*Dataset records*
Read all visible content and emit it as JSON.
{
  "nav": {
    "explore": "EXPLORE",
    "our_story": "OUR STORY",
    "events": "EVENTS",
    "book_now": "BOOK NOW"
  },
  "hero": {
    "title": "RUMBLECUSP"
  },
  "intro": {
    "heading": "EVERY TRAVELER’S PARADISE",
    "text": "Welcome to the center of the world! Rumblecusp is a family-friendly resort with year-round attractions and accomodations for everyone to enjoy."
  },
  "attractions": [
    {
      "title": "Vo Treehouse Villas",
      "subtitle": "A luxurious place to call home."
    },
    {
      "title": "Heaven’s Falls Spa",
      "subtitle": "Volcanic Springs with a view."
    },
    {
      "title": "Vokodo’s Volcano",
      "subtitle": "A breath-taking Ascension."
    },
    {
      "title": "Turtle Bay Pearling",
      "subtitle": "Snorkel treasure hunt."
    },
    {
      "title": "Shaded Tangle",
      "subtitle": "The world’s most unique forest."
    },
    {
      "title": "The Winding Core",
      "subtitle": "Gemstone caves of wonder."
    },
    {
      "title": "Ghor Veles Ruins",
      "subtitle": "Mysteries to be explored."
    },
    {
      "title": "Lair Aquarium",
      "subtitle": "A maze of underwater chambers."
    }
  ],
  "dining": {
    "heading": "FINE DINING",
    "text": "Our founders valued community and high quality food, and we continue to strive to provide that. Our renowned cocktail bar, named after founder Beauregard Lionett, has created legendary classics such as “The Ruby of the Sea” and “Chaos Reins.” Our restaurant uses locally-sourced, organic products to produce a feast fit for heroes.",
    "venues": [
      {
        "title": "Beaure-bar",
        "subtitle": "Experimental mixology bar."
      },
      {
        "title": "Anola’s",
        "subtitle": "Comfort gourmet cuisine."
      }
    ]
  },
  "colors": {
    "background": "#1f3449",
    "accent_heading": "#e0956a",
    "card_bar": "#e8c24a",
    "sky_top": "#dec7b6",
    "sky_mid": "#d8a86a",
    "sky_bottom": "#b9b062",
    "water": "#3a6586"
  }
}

*Set task*
Quote all the records exactly, please, leaving none out.

*Complete answer*
Read all visible content and emit it as JSON.
{
  "nav": {
    "explore": "EXPLORE",
    "our_story": "OUR STORY",
    "events": "EVENTS",
    "book_now": "BOOK NOW"
  },
  "hero": {
    "title": "RUMBLECUSP"
  },
  "intro": {
    "heading": "EVERY TRAVELER’S PARADISE",
    "text": "Welcome to the center of the world! Rumblecusp is a family-friendly resort with year-round attractions and accomodations for everyone to enjoy."
  },
  "attractions": [
    {
      "title": "Vo Treehouse Villas",
      "subtitle": "A luxurious place to call home."
    },
    {
      "title": "Heaven’s Falls Spa",
      "subtitle": "Volcanic Springs with a view."
    },
    {
      "title": "Vokodo’s Volcano",
      "subtitle": "A breath-taking Ascension."
    },
    {
      "title": "Turtle Bay Pearling",
      "subtitle": "Snorkel treasure hunt."
    },
    {
      "title": "Shaded Tangle",
      "subtitle": "The world’s most unique forest."
    },
    {
      "title": "The Winding Core",
      "subtitle": "Gemstone caves of wonder."
    },
    {
      "title": "Ghor Veles Ruins",
      "subtitle": "Mysteries to be explored."
    },
    {
      "title": "Lair Aquarium",
      "subtitle": "A maze of underwater chambers."
    }
  ],
  "dining": {
    "heading": "FINE DINING",
    "text": "Our founders valued community and high quality food, and we continue to strive to provide that. Our renowned cocktail bar, named after founder Beauregard Lionett, has created legendary classics such as “The Ruby of the Sea” and “Chaos Reins.” Our restaurant uses locally-sourced, organic products to produce a feast fit for heroes.",
    "venues": [
      {
        "title": "Beaure-bar",
        "subtitle": "Experimental mixology bar."
      },
      {
        "title": "Anola’s",
        "subtitle": "Comfort gourmet cuisine."
      }
    ]
  },
  "colors": {
    "background": "#1f3449",
    "accent_heading": "#e0956a",
    "card_bar": "#e8c24a",
    "sky_top": "#dec7b6",
    "sky_mid": "#d8a86a",
    "sky_bottom": "#b9b062",
    "water": "#3a6586"
  }
}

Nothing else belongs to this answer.